■ Given records
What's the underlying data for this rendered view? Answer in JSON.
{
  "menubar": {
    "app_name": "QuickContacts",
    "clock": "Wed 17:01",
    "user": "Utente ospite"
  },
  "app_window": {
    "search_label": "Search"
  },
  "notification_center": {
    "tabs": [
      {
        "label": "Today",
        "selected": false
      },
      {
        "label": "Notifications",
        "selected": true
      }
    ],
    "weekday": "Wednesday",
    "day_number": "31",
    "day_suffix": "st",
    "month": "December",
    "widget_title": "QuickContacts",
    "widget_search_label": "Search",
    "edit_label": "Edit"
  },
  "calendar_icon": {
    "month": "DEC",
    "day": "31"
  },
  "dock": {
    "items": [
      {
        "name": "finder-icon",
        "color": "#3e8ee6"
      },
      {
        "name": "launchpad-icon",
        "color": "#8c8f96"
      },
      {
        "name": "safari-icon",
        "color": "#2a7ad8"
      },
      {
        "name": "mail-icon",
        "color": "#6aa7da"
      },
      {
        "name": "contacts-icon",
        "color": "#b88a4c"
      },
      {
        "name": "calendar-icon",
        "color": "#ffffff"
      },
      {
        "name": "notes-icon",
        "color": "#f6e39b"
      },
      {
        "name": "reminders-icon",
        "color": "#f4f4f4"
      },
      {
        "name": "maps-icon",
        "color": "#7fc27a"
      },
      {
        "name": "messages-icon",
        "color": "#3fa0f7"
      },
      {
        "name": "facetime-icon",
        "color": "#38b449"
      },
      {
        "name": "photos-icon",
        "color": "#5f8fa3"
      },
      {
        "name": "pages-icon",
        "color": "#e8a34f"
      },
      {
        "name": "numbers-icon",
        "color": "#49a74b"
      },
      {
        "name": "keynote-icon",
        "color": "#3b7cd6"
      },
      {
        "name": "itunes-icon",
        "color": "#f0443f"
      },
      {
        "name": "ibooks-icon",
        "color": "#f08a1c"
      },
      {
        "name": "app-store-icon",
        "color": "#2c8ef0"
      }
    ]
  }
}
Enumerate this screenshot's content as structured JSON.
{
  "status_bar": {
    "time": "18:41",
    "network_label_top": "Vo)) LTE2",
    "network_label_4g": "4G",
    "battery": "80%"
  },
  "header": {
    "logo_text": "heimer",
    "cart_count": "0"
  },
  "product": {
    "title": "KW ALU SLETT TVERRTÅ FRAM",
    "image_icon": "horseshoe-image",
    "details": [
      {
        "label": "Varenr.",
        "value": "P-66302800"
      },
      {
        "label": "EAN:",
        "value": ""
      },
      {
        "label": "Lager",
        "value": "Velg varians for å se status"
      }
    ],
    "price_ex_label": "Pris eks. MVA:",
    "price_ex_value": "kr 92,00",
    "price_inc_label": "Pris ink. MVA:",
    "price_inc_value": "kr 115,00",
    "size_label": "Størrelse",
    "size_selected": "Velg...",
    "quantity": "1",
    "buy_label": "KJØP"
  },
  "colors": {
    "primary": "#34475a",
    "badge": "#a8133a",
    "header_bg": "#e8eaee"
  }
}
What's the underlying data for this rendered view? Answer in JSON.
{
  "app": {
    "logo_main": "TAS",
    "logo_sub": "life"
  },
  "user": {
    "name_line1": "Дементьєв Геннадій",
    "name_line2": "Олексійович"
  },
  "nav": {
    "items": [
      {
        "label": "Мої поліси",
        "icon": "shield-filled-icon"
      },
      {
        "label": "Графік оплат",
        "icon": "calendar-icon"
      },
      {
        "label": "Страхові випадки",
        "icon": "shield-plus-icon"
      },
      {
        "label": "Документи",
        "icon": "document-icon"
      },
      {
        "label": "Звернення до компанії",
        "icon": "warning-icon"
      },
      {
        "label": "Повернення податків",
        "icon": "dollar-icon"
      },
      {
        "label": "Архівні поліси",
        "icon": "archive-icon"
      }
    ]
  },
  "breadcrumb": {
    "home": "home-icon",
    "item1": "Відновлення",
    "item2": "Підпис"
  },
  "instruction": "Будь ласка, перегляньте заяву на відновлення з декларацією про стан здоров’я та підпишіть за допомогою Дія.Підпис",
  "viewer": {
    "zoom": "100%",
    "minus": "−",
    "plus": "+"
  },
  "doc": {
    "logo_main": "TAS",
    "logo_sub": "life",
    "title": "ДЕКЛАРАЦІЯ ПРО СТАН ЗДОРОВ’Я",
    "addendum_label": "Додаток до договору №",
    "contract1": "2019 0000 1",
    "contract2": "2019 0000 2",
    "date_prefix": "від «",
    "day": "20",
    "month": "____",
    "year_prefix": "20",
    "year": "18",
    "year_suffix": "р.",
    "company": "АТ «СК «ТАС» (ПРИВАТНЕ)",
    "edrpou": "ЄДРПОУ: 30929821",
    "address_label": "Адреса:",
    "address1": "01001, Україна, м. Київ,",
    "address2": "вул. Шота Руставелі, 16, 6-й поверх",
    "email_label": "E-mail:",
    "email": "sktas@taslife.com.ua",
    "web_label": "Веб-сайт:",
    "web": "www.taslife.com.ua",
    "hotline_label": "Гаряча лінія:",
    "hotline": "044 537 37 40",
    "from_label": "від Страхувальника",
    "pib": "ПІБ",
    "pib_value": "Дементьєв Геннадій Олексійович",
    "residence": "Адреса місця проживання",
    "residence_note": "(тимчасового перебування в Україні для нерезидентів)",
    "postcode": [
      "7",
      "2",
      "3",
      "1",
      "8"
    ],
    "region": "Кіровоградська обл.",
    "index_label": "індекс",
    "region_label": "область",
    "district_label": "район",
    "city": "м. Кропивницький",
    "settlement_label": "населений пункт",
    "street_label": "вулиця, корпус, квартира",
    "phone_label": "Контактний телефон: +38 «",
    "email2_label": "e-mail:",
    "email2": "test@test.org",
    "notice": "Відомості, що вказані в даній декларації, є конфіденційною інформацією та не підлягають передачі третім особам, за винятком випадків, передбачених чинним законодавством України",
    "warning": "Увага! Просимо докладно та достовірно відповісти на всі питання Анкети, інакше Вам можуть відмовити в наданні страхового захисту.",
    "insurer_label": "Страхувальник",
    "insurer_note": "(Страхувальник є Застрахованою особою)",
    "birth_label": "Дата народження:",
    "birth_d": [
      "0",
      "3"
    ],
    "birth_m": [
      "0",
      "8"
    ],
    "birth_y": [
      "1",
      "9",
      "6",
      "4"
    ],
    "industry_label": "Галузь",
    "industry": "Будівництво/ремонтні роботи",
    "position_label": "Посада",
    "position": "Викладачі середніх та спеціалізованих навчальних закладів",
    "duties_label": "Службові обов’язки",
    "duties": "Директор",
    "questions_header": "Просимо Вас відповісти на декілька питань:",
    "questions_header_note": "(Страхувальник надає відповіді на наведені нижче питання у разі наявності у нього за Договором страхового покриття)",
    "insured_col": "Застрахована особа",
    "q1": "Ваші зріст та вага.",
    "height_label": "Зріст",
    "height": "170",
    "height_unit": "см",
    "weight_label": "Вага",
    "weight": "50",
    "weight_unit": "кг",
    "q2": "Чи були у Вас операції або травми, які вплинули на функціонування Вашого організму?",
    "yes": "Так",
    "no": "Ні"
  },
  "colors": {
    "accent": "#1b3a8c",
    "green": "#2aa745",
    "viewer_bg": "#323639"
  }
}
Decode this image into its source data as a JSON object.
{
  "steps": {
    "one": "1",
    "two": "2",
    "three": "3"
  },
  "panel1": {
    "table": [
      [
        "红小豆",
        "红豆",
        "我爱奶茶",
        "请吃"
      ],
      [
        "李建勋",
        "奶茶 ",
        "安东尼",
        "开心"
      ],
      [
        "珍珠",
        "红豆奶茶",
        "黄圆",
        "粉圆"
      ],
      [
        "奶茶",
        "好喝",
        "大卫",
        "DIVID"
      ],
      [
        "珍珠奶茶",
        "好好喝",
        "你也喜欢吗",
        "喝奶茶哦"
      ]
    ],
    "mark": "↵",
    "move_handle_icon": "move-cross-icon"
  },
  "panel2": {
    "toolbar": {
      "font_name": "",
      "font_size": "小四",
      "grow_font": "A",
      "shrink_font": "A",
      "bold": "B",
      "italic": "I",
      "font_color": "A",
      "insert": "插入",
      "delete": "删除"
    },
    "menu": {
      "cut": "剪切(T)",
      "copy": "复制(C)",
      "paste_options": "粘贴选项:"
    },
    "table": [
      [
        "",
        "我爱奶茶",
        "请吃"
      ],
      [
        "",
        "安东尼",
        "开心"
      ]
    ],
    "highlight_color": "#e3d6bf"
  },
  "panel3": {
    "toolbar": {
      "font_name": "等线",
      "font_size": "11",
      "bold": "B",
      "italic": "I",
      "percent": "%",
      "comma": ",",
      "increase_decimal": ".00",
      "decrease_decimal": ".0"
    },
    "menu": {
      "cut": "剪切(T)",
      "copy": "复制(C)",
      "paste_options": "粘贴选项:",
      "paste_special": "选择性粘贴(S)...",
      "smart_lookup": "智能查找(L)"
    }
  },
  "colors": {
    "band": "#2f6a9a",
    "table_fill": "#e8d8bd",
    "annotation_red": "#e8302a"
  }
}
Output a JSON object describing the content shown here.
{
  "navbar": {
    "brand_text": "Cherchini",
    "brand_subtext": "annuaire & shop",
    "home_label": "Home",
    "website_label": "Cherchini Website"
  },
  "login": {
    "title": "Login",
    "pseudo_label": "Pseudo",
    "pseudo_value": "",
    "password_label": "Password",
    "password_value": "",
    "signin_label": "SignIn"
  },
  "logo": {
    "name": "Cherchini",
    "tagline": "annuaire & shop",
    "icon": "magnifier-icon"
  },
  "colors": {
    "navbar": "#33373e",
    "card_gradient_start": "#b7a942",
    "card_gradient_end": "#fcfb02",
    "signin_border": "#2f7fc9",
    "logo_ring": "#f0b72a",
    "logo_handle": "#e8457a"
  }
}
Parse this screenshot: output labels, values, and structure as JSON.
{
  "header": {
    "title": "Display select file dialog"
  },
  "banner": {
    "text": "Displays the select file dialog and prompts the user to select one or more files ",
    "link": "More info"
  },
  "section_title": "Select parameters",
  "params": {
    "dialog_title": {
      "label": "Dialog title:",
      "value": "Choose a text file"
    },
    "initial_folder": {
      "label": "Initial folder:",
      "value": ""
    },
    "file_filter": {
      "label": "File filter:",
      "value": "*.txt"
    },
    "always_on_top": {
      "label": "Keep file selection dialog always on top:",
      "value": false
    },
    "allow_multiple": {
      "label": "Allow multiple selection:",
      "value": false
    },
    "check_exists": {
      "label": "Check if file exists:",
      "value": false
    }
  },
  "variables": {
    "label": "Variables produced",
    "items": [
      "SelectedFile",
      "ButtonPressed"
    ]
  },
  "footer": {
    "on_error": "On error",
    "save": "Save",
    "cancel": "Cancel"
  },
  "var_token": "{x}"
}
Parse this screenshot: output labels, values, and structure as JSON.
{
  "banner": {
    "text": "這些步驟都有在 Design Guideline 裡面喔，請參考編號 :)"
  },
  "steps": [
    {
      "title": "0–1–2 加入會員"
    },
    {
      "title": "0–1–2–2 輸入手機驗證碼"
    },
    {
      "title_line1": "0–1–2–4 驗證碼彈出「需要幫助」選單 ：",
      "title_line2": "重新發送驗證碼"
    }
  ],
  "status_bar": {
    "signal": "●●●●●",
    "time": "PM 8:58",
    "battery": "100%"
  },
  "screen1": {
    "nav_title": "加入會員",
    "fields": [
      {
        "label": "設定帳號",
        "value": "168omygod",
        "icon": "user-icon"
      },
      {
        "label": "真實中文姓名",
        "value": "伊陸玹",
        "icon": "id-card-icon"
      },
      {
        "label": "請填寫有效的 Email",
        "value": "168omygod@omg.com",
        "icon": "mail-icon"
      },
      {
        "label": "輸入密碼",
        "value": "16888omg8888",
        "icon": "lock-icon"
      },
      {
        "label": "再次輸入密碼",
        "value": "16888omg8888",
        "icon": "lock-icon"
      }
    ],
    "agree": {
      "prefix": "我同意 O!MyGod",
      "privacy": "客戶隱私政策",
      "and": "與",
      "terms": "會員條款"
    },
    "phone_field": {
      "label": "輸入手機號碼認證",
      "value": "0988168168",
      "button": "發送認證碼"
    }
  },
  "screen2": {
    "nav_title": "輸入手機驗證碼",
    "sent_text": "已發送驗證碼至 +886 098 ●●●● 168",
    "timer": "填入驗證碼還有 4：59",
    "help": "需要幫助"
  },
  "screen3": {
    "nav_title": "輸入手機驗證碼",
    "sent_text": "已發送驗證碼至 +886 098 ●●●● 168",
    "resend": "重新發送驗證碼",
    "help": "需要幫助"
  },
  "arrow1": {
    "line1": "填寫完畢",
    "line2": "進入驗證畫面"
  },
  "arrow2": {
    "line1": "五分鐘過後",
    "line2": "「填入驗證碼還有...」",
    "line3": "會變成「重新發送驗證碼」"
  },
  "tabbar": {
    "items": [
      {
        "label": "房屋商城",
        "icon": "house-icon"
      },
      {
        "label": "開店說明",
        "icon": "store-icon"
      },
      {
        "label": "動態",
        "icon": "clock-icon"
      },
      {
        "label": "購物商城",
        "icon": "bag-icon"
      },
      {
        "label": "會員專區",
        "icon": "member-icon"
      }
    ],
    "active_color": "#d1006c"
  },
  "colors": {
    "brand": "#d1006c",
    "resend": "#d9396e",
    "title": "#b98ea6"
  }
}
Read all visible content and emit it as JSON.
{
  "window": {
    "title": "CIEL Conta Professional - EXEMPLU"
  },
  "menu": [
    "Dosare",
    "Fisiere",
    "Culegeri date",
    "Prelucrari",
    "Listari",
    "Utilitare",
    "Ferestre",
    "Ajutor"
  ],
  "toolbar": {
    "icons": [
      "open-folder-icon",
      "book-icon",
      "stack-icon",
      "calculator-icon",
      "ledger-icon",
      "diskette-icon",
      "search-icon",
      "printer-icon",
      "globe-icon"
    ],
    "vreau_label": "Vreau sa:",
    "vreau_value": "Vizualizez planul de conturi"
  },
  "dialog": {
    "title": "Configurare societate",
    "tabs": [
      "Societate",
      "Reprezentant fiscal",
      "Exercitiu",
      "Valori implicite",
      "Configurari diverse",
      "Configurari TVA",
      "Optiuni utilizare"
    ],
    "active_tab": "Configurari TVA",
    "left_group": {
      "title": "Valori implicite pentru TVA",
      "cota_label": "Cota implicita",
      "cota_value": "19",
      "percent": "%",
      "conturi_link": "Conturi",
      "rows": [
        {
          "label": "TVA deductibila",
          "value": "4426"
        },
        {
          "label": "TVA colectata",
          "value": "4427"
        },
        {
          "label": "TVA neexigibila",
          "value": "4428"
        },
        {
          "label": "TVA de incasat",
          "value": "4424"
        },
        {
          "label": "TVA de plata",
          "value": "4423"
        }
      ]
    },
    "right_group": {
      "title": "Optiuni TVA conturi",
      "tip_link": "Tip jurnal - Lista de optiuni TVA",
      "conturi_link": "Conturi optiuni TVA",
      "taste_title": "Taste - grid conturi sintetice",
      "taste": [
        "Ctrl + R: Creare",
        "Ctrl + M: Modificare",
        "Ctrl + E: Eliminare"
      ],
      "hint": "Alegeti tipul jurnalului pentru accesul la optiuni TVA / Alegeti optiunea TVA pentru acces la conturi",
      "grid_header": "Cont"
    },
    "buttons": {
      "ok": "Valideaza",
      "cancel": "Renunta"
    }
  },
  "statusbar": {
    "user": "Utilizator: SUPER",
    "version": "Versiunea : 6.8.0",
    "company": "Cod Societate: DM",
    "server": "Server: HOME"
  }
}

■ Exercise objective
Go through the preceding material and copy each line that has the word "Valori".

■ The reply
      "Valori implicite",
      "title": "Valori implicite pentru TVA",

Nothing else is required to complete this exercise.